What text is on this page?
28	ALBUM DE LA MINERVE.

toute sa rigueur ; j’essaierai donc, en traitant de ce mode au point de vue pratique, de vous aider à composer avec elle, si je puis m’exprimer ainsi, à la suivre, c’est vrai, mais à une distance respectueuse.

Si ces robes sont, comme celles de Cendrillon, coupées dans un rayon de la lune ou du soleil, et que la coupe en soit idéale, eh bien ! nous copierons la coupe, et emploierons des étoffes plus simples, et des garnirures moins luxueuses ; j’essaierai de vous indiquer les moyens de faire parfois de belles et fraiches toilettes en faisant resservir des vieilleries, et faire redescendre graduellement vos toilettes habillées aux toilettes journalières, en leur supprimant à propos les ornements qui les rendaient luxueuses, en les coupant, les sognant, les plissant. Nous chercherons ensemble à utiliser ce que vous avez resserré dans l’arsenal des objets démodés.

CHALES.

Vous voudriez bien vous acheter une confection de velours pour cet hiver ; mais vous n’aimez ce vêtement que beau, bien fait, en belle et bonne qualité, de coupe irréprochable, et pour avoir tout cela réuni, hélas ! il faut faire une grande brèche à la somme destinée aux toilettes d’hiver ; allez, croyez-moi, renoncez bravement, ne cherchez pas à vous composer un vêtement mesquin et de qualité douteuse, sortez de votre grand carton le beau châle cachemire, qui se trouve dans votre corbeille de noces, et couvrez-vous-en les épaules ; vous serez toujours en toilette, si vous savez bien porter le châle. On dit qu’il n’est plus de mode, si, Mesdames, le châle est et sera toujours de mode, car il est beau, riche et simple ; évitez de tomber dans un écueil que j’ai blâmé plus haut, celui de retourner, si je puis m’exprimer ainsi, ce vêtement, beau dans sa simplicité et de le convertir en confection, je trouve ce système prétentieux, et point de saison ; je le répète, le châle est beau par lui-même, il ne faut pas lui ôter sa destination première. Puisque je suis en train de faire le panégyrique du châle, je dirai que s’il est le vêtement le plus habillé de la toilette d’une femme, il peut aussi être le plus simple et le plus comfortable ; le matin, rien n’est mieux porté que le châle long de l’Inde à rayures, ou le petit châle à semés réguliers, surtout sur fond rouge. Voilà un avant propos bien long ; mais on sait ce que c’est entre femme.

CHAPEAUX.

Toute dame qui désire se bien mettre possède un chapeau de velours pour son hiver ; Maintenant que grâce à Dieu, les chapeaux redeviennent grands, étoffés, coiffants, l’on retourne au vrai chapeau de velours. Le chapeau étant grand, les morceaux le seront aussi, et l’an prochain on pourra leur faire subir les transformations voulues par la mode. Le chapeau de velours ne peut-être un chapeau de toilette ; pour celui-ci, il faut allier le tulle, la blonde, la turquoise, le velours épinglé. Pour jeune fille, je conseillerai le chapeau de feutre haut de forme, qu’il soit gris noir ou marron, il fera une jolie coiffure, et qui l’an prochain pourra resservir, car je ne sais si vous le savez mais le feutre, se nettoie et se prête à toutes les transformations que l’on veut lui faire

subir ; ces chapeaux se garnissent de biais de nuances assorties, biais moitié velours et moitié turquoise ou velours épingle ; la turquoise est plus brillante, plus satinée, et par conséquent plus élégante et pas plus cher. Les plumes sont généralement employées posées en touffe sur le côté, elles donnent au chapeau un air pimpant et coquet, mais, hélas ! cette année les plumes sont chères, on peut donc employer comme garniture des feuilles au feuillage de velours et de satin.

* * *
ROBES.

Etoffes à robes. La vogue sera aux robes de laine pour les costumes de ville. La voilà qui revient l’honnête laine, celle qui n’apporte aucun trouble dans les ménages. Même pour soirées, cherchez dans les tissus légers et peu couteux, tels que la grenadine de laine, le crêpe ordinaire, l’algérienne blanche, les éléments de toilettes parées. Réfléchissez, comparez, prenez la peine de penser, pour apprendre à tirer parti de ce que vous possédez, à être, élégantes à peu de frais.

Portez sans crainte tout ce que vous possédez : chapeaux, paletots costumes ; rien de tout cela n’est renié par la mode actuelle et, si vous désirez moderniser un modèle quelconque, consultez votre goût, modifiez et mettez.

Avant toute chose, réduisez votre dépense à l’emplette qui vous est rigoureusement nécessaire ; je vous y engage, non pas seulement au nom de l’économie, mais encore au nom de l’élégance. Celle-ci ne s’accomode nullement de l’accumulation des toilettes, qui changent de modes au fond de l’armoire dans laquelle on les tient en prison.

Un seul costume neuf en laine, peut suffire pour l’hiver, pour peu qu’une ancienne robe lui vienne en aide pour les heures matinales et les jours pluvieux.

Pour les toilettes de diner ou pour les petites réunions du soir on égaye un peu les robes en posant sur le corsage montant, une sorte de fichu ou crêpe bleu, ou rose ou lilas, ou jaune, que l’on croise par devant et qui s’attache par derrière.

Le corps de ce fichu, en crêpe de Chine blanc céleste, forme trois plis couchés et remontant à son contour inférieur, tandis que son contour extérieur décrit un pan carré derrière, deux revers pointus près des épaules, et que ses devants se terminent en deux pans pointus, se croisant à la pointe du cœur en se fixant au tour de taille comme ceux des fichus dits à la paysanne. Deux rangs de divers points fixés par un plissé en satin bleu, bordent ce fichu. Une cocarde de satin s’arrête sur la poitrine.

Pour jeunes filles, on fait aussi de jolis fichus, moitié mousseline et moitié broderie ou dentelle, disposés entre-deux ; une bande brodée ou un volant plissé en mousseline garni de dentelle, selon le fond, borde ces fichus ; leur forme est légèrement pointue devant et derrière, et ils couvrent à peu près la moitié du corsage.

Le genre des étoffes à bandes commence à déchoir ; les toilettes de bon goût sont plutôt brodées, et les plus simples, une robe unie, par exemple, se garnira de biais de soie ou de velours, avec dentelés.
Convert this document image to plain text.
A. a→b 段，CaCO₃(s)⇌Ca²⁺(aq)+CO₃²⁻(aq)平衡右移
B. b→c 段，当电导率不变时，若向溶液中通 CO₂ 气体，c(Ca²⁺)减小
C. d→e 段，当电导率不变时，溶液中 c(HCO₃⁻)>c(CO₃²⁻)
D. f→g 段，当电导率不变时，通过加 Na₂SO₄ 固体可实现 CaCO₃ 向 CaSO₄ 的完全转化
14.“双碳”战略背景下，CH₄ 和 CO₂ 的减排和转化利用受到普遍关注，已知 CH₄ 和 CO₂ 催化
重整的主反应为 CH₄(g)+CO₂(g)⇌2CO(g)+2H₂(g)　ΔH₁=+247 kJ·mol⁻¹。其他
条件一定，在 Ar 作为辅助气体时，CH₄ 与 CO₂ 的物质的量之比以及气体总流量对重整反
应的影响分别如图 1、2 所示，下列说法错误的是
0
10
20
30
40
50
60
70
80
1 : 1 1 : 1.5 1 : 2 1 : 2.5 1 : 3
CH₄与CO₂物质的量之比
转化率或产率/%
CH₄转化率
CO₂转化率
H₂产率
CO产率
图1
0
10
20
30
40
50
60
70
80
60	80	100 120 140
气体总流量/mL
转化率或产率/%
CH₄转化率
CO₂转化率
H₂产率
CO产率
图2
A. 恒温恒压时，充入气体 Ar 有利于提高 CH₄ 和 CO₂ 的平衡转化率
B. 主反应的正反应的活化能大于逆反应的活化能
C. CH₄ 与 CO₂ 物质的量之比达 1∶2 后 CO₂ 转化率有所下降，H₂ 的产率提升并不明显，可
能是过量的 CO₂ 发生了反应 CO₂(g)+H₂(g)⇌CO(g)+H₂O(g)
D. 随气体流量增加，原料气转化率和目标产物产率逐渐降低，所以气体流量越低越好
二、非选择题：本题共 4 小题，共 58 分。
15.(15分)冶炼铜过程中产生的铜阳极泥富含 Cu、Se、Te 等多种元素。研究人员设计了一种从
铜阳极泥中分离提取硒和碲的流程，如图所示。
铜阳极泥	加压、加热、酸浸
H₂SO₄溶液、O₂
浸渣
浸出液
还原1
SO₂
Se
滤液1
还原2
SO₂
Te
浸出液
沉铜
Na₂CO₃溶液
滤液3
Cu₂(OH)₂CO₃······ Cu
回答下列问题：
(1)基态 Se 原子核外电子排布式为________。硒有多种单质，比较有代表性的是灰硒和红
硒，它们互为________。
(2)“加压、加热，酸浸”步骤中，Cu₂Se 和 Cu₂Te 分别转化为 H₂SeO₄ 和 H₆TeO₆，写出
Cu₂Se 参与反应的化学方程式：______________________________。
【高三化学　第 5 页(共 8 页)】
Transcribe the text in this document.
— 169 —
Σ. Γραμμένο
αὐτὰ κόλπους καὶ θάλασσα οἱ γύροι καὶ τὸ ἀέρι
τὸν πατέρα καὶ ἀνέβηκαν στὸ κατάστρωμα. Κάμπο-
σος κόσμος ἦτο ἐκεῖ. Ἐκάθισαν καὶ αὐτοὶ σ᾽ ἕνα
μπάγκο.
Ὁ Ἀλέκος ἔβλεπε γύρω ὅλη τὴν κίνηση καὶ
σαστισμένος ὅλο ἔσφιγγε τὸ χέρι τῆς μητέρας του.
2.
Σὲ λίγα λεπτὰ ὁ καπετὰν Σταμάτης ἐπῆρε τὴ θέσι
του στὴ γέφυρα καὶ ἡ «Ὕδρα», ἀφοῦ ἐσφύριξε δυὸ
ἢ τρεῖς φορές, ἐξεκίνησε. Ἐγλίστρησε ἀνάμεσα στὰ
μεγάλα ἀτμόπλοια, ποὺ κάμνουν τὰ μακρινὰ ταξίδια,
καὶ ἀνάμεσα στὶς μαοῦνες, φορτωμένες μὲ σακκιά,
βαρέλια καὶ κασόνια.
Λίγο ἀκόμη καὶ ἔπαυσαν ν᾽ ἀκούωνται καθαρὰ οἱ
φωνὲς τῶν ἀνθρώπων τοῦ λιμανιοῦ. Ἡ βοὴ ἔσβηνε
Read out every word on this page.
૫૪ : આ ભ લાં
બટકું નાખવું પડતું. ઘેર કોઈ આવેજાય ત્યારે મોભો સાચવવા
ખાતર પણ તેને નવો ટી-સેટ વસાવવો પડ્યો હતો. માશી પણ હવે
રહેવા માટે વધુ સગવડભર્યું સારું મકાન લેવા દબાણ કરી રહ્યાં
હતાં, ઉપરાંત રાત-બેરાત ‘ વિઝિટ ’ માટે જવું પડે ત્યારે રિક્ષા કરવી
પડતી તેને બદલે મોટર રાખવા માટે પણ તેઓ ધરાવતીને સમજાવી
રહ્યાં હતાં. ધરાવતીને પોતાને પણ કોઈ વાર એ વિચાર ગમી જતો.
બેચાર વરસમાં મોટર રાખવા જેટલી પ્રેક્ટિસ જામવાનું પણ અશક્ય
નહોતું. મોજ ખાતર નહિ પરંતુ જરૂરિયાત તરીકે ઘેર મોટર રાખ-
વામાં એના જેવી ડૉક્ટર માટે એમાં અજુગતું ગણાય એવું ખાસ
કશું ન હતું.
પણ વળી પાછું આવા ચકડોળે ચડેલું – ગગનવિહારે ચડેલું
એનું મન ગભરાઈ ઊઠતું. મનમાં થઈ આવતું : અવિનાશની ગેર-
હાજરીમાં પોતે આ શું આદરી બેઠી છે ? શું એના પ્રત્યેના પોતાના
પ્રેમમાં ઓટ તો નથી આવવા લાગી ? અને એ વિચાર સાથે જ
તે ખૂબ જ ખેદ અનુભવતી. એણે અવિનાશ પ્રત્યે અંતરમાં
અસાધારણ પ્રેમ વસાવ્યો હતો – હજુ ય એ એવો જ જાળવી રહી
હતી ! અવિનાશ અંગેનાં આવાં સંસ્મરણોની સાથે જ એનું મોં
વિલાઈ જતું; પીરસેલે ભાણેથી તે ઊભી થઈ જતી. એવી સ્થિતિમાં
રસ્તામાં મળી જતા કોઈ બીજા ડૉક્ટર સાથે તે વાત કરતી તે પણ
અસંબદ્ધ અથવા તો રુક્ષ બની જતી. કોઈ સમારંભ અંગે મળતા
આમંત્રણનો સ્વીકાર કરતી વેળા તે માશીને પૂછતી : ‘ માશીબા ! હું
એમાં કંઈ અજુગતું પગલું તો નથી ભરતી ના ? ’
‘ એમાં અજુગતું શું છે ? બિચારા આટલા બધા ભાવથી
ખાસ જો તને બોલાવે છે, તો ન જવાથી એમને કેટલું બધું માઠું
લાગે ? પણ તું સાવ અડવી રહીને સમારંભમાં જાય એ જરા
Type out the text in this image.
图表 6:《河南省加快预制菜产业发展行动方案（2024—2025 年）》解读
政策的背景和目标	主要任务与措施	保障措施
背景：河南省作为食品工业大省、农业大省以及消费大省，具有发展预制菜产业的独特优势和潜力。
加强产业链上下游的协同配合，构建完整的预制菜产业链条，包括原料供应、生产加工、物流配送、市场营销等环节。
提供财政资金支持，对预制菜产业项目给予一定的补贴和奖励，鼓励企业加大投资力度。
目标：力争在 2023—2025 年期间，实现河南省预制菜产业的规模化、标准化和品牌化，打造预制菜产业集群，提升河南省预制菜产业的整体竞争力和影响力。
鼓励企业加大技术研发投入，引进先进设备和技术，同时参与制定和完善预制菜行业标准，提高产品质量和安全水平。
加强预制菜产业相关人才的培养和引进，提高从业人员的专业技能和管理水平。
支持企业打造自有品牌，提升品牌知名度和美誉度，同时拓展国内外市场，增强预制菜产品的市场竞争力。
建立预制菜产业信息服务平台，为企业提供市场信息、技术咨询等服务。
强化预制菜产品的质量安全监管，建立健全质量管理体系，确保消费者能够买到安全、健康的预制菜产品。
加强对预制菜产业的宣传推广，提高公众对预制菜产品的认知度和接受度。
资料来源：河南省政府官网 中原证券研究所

================

EXERCISE BRIEF: For the entries above, count the lines that contain the string "resservir", and state that number without further comment.

TASK ANSWER: 2